▶ _SOURCE MATERIAL_

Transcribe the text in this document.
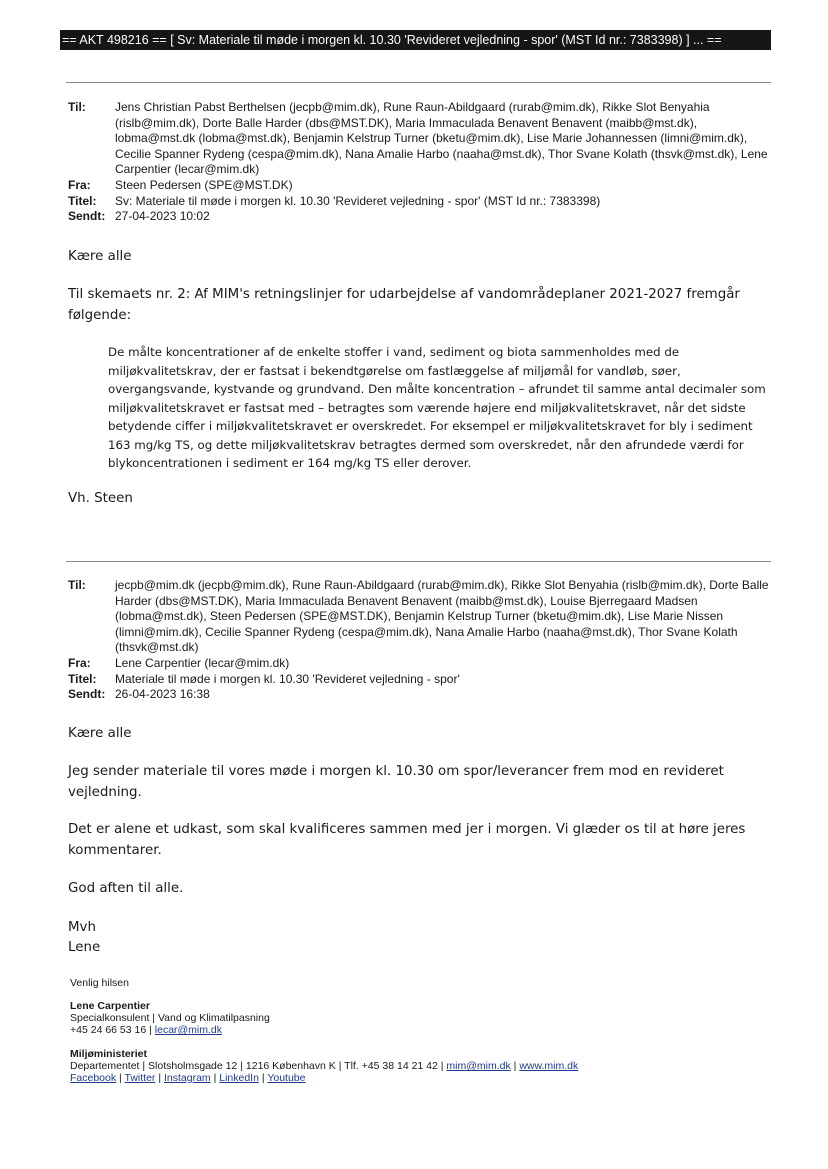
== AKT 498216 == [ Sv: Materiale til møde i morgen kl. 10.30 'Revideret vejledning - spor' (MST Id nr.: 7383398) ] ... ==
Til:	Jens Christian Pabst Berthelsen (jecpb@mim.dk), Rune Raun-Abildgaard (rurab@mim.dk), Rikke Slot Benyahia (rislb@mim.dk), Dorte Balle Harder (dbs@MST.DK), Maria Immaculada Benavent Benavent (maibb@mst.dk), lobma@mst.dk (lobma@mst.dk), Benjamin Kelstrup Turner (bketu@mim.dk), Lise Marie Johannessen (limni@mim.dk), Cecilie Spanner Rydeng (cespa@mim.dk), Nana Amalie Harbo (naaha@mst.dk), Thor Svane Kolath (thsvk@mst.dk), Lene Carpentier (lecar@mim.dk)
Fra:	Steen Pedersen (SPE@MST.DK)
Titel:	Sv: Materiale til møde i morgen kl. 10.30 'Revideret vejledning - spor' (MST Id nr.: 7383398)
Sendt: 27-04-2023 10:02
Kære alle
Til skemaets nr. 2: Af MIM's retningslinjer for udarbejdelse af vandområdeplaner 2021-2027 fremgår følgende:
De målte koncentrationer af de enkelte stoffer i vand, sediment og biota sammenholdes med de miljøkvalitetskrav, der er fastsat i bekendtgørelse om fastlæggelse af miljømål for vandløb, søer, overgangsvande, kystvande og grundvand. Den målte koncentration – afrundet til samme antal decimaler som miljøkvalitetskravet er fastsat med – betragtes som værende højere end miljøkvalitetskravet, når det sidste betydende ciffer i miljøkvalitetskravet er overskredet. For eksempel er miljøkvalitetskravet for bly i sediment 163 mg/kg TS, og dette miljøkvalitetskrav betragtes dermed som overskredet, når den afrundede værdi for blykoncentrationen i sediment er 164 mg/kg TS eller derover.
Vh. Steen
Til:	jecpb@mim.dk (jecpb@mim.dk), Rune Raun-Abildgaard (rurab@mim.dk), Rikke Slot Benyahia (rislb@mim.dk), Dorte Balle Harder (dbs@MST.DK), Maria Immaculada Benavent Benavent (maibb@mst.dk), Louise Bjerregaard Madsen (lobma@mst.dk), Steen Pedersen (SPE@MST.DK), Benjamin Kelstrup Turner (bketu@mim.dk), Lise Marie Nissen (limni@mim.dk), Cecilie Spanner Rydeng (cespa@mim.dk), Nana Amalie Harbo (naaha@mst.dk), Thor Svane Kolath (thsvk@mst.dk)
Fra:	Lene Carpentier (lecar@mim.dk)
Titel:	Materiale til møde i morgen kl. 10.30 'Revideret vejledning - spor'
Sendt: 26-04-2023 16:38
Kære alle
Jeg sender materiale til vores møde i morgen kl. 10.30 om spor/leverancer frem mod en revideret vejledning.
Det er alene et udkast, som skal kvalificeres sammen med jer i morgen. Vi glæder os til at høre jeres kommentarer.
God aften til alle.
Mvh
Lene
Venlig hilsen
Lene Carpentier
Specialkonsulent | Vand og Klimatilpasning
+45 24 66 53 16 | lecar@mim.dk
Miljøministeriet
Departementet | Slotsholmsgade 12 | 1216 København K | Tlf. +45 38 14 21 42 | mim@mim.dk | www.mim.dk
Facebook | Twitter | Instagram | LinkedIn | Youtube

▶ _TASK PROMPT_
From the data, collect all lines where the string "Rydeng" appears.

▶ _RESPONSE FOR THIS EXERCISE_
Til:	Jens Christian Pabst Berthelsen (jecpb@mim.dk), Rune Raun-Abildgaard (rurab@mim.dk), Rikke Slot Benyahia (rislb@mim.dk), Dorte Balle Harder (dbs@MST.DK), Maria Immaculada Benavent Benavent (maibb@mst.dk), lobma@mst.dk (lobma@mst.dk), Benjamin Kelstrup Turner (bketu@mim.dk), Lise Marie Johannessen (limni@mim.dk), Cecilie Spanner Rydeng (cespa@mim.dk), Nana Amalie Harbo (naaha@mst.dk), Thor Svane Kolath (thsvk@mst.dk), Lene Carpentier (lecar@mim.dk)
Til:	jecpb@mim.dk (jecpb@mim.dk), Rune Raun-Abildgaard (rurab@mim.dk), Rikke Slot Benyahia (rislb@mim.dk), Dorte Balle Harder (dbs@MST.DK), Maria Immaculada Benavent Benavent (maibb@mst.dk), Louise Bjerregaard Madsen (lobma@mst.dk), Steen Pedersen (SPE@MST.DK), Benjamin Kelstrup Turner (bketu@mim.dk), Lise Marie Nissen (limni@mim.dk), Cecilie Spanner Rydeng (cespa@mim.dk), Nana Amalie Harbo (naaha@mst.dk), Thor Svane Kolath (thsvk@mst.dk)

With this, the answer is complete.